===== DATA EXTRACT =====

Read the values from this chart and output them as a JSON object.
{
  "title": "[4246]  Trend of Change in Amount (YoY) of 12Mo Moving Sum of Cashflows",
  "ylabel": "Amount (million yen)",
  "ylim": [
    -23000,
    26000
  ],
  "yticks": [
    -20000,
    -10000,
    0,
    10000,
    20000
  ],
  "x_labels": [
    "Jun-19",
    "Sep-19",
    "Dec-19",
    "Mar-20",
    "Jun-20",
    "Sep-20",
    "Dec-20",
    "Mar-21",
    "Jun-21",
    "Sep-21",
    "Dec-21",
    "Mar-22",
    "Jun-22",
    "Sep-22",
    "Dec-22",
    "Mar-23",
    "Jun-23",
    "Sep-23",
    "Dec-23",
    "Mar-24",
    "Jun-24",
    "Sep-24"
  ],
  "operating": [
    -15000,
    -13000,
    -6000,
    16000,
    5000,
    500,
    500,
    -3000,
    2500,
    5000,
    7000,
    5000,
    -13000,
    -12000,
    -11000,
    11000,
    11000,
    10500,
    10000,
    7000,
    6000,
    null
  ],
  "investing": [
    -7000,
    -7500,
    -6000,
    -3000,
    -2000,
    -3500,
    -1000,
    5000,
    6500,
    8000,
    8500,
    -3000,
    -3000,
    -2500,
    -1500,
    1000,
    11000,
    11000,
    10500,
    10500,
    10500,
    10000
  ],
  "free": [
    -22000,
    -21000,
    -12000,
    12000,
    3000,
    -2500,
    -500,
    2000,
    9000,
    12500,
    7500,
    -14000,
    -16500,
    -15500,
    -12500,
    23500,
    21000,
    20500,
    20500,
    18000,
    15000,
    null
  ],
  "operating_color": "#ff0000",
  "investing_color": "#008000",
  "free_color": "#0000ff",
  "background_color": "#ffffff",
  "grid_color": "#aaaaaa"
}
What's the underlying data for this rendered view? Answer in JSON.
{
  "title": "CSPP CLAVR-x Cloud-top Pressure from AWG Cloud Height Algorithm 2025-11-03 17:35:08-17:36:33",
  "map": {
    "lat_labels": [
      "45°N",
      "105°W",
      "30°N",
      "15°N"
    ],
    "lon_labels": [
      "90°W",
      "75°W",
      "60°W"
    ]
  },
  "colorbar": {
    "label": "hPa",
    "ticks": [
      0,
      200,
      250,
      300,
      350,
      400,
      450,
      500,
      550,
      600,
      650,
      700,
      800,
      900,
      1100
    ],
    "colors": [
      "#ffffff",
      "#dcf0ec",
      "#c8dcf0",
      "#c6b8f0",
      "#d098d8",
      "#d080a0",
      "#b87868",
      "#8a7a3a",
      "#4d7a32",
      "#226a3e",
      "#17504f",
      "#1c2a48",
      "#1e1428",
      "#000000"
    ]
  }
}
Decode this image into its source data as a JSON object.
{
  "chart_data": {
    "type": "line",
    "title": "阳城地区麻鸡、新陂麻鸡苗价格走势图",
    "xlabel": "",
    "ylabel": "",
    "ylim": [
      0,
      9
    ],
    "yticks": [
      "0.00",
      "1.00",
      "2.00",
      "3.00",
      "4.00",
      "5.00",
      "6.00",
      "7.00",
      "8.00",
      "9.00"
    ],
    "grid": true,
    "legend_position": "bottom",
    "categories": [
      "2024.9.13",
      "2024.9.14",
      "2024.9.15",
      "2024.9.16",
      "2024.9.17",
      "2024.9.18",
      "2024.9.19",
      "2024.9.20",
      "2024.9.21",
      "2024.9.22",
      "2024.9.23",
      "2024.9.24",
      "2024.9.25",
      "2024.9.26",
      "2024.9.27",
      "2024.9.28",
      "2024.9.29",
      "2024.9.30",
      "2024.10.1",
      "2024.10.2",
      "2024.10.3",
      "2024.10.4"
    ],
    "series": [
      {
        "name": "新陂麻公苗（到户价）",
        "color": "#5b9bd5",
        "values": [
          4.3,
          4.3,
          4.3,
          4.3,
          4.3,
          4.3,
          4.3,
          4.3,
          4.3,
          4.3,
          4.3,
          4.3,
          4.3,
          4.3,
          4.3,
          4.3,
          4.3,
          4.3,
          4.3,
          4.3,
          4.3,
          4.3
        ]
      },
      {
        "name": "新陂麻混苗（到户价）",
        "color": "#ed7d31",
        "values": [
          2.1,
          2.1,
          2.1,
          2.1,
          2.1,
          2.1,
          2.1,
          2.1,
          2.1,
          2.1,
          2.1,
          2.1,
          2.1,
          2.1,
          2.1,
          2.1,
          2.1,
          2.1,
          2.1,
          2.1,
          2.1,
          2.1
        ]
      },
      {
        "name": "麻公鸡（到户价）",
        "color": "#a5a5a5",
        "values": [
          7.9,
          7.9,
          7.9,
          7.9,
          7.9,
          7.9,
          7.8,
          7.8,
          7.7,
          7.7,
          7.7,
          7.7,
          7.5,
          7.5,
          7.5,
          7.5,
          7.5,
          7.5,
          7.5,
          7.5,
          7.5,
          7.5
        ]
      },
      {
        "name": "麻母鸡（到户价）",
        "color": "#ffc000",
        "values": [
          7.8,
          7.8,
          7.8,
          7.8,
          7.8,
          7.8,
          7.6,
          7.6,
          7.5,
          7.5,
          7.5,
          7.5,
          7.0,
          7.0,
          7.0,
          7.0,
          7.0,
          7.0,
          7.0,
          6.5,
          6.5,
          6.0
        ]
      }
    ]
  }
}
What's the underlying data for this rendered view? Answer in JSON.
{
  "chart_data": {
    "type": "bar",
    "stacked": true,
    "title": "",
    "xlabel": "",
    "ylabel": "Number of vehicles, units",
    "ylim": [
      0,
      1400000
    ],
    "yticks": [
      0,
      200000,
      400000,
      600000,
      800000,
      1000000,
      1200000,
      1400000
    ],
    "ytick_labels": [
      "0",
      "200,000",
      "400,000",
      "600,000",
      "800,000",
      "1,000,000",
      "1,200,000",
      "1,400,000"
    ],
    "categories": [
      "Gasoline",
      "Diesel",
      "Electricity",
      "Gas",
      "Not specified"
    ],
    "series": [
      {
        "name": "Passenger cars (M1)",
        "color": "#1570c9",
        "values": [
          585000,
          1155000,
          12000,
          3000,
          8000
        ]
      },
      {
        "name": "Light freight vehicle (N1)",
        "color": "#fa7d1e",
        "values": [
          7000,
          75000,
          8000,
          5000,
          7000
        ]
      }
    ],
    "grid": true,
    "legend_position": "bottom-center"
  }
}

=====

* **PROBLEM**
List the lines of the entries that include "JSON".

* **COMPLETE OUTPUT**
Read the values from this chart and output them as a JSON object.
What's the underlying data for this rendered view? Answer in JSON.
Decode this image into its source data as a JSON object.
What's the underlying data for this rendered view? Answer in JSON.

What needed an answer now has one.